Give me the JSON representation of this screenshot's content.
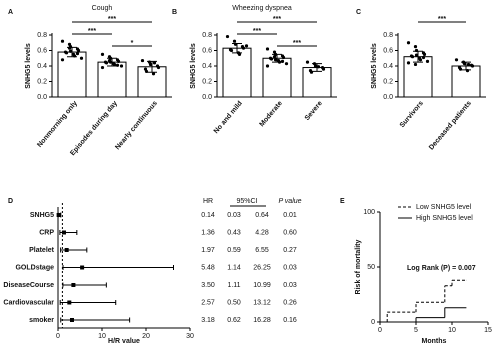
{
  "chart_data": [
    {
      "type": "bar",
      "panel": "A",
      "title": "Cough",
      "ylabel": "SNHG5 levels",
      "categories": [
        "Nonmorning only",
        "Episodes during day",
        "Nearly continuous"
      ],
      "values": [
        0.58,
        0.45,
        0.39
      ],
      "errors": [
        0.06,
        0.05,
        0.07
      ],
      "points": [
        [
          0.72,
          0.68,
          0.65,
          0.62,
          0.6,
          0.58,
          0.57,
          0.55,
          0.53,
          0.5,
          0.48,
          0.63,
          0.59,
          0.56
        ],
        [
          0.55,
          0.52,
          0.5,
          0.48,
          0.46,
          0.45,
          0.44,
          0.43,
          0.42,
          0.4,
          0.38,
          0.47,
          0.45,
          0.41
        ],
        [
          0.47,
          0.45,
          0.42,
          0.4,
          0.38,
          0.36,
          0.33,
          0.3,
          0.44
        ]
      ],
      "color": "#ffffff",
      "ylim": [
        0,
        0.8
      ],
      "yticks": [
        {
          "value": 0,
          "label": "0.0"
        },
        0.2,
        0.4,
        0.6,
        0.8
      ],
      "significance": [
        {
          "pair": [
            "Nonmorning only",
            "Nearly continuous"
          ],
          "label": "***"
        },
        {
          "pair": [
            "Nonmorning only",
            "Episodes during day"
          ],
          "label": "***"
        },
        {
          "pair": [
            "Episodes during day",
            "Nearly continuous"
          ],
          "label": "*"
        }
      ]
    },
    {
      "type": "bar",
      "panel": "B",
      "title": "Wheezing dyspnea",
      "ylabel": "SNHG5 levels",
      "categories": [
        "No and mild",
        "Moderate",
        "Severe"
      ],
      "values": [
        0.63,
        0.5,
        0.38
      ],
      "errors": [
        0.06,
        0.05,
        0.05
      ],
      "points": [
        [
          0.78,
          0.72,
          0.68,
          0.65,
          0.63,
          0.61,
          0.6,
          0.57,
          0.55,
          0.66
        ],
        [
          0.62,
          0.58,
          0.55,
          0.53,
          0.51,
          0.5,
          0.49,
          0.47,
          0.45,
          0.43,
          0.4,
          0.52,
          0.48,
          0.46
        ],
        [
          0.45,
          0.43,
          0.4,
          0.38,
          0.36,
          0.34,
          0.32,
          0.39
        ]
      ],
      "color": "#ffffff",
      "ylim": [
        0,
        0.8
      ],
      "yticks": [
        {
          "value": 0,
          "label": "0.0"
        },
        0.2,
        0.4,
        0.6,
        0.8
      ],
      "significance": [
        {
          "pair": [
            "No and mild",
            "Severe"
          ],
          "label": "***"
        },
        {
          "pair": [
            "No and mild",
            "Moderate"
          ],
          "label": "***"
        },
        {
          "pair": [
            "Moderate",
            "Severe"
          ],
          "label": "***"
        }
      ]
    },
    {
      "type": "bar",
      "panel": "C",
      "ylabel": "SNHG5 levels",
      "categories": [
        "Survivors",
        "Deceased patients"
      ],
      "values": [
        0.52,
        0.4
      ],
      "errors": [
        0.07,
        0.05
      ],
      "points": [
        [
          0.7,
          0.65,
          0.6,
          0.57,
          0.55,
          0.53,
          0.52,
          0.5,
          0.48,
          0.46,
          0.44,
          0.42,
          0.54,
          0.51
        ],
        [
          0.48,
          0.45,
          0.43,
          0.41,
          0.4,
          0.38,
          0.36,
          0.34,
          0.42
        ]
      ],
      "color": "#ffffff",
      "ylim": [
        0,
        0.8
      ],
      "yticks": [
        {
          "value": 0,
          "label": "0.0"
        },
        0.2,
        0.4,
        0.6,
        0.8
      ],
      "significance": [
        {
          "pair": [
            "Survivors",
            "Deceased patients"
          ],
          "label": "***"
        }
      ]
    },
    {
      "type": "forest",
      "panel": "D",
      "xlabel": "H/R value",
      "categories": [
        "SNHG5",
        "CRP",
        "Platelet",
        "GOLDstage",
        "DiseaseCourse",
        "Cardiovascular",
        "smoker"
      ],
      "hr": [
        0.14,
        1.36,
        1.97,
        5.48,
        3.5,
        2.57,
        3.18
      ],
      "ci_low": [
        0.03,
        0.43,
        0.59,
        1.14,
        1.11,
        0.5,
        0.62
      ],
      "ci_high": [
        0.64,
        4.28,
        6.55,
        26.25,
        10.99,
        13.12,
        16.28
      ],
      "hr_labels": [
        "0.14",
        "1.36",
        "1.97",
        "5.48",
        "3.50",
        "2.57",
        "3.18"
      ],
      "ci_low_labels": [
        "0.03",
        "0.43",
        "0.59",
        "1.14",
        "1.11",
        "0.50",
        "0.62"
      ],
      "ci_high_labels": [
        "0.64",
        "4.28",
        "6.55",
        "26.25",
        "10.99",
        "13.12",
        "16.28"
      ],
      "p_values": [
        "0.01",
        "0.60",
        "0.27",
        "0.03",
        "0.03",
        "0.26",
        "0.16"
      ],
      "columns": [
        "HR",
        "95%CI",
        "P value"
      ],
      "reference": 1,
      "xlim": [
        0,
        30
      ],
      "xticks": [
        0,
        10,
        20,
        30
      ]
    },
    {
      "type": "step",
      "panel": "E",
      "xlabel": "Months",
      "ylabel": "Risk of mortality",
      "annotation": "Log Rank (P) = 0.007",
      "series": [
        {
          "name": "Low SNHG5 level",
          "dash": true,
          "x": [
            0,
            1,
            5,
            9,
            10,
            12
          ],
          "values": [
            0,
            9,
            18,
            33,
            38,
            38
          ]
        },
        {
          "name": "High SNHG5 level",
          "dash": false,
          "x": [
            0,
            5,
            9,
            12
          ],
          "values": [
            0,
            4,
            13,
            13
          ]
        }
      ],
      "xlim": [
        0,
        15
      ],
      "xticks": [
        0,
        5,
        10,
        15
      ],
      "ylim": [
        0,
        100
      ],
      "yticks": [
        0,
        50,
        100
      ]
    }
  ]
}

■ ■ ■ ■ ■

**WHAT IS BEING ASKED**
Images are to be skipped, and each line above is to be returned exactly.

**SOLVED PROBLEM**
Give me the JSON representation of this screenshot's content.
{
  "chart_data": [
    {
      "type": "bar",
      "panel": "A",
      "title": "Cough",
      "ylabel": "SNHG5 levels",
      "categories": [
        "Nonmorning only",
        "Episodes during day",
        "Nearly continuous"
      ],
      "values": [
        0.58,
        0.45,
        0.39
      ],
      "errors": [
        0.06,
        0.05,
        0.07
      ],
      "points": [
        [
          0.72,
          0.68,
          0.65,
          0.62,
          0.6,
          0.58,
          0.57,
          0.55,
          0.53,
          0.5,
          0.48,
          0.63,
          0.59,
          0.56
        ],
        [
          0.55,
          0.52,
          0.5,
          0.48,
          0.46,
          0.45,
          0.44,
          0.43,
          0.42,
          0.4,
          0.38,
          0.47,
          0.45,
          0.41
        ],
        [
          0.47,
          0.45,
          0.42,
          0.4,
          0.38,
          0.36,
          0.33,
          0.3,
          0.44
        ]
      ],
      "color": "#ffffff",
      "ylim": [
        0,
        0.8
      ],
      "yticks": [
        {
          "value": 0,
          "label": "0.0"
        },
        0.2,
        0.4,
        0.6,
        0.8
      ],
      "significance": [
        {
          "pair": [
            "Nonmorning only",
            "Nearly continuous"
          ],
          "label": "***"
        },
        {
          "pair": [
            "Nonmorning only",
            "Episodes during day"
          ],
          "label": "***"
        },
        {
          "pair": [
            "Episodes during day",
            "Nearly continuous"
          ],
          "label": "*"
        }
      ]
    },
    {
      "type": "bar",
      "panel": "B",
      "title": "Wheezing dyspnea",
      "ylabel": "SNHG5 levels",
      "categories": [
        "No and mild",
        "Moderate",
        "Severe"
      ],
      "values": [
        0.63,
        0.5,
        0.38
      ],
      "errors": [
        0.06,
        0.05,
        0.05
      ],
      "points": [
        [
          0.78,
          0.72,
          0.68,
          0.65,
          0.63,
          0.61,
          0.6,
          0.57,
          0.55,
          0.66
        ],
        [
          0.62,
          0.58,
          0.55,
          0.53,
          0.51,
          0.5,
          0.49,
          0.47,
          0.45,
          0.43,
          0.4,
          0.52,
          0.48,
          0.46
        ],
        [
          0.45,
          0.43,
          0.4,
          0.38,
          0.36,
          0.34,
          0.32,
          0.39
        ]
      ],
      "color": "#ffffff",
      "ylim": [
        0,
        0.8
      ],
      "yticks": [
        {
          "value": 0,
          "label": "0.0"
        },
        0.2,
        0.4,
        0.6,
        0.8
      ],
      "significance": [
        {
          "pair": [
            "No and mild",
            "Severe"
          ],
          "label": "***"
        },
        {
          "pair": [
            "No and mild",
            "Moderate"
          ],
          "label": "***"
        },
        {
          "pair": [
            "Moderate",
            "Severe"
          ],
          "label": "***"
        }
      ]
    },
    {
      "type": "bar",
      "panel": "C",
      "ylabel": "SNHG5 levels",
      "categories": [
        "Survivors",
        "Deceased patients"
      ],
      "values": [
        0.52,
        0.4
      ],
      "errors": [
        0.07,
        0.05
      ],
      "points": [
        [
          0.7,
          0.65,
          0.6,
          0.57,
          0.55,
          0.53,
          0.52,
          0.5,
          0.48,
          0.46,
          0.44,
          0.42,
          0.54,
          0.51
        ],
        [
          0.48,
          0.45,
          0.43,
          0.41,
          0.4,
          0.38,
          0.36,
          0.34,
          0.42
        ]
      ],
      "color": "#ffffff",
      "ylim": [
        0,
        0.8
      ],
      "yticks": [
        {
          "value": 0,
          "label": "0.0"
        },
        0.2,
        0.4,
        0.6,
        0.8
      ],
      "significance": [
        {
          "pair": [
            "Survivors",
            "Deceased patients"
          ],
          "label": "***"
        }
      ]
    },
    {
      "type": "forest",
      "panel": "D",
      "xlabel": "H/R value",
      "categories": [
        "SNHG5",
        "CRP",
        "Platelet",
        "GOLDstage",
        "DiseaseCourse",
        "Cardiovascular",
        "smoker"
      ],
      "hr": [
        0.14,
        1.36,
        1.97,
        5.48,
        3.5,
        2.57,
        3.18
      ],
      "ci_low": [
        0.03,
        0.43,
        0.59,
        1.14,
        1.11,
        0.5,
        0.62
      ],
      "ci_high": [
        0.64,
        4.28,
        6.55,
        26.25,
        10.99,
        13.12,
        16.28
      ],
      "hr_labels": [
        "0.14",
        "1.36",
        "1.97",
        "5.48",
        "3.50",
        "2.57",
        "3.18"
      ],
      "ci_low_labels": [
        "0.03",
        "0.43",
        "0.59",
        "1.14",
        "1.11",
        "0.50",
        "0.62"
      ],
      "ci_high_labels": [
        "0.64",
        "4.28",
        "6.55",
        "26.25",
        "10.99",
        "13.12",
        "16.28"
      ],
      "p_values": [
        "0.01",
        "0.60",
        "0.27",
        "0.03",
        "0.03",
        "0.26",
        "0.16"
      ],
      "columns": [
        "HR",
        "95%CI",
        "P value"
      ],
      "reference": 1,
      "xlim": [
        0,
        30
      ],
      "xticks": [
        0,
        10,
        20,
        30
      ]
    },
    {
      "type": "step",
      "panel": "E",
      "xlabel": "Months",
      "ylabel": "Risk of mortality",
      "annotation": "Log Rank (P) = 0.007",
      "series": [
        {
          "name": "Low SNHG5 level",
          "dash": true,
          "x": [
            0,
            1,
            5,
            9,
            10,
            12
          ],
          "values": [
            0,
            9,
            18,
            33,
            38,
            38
          ]
        },
        {
          "name": "High SNHG5 level",
          "dash": false,
          "x": [
            0,
            5,
            9,
            12
          ],
          "values": [
            0,
            4,
            13,
            13
          ]
        }
      ],
      "xlim": [
        0,
        15
      ],
      "xticks": [
        0,
        5,
        10,
        15
      ],
      "ylim": [
        0,
        100
      ],
      "yticks": [
        0,
        50,
        100
      ]
    }
  ]
}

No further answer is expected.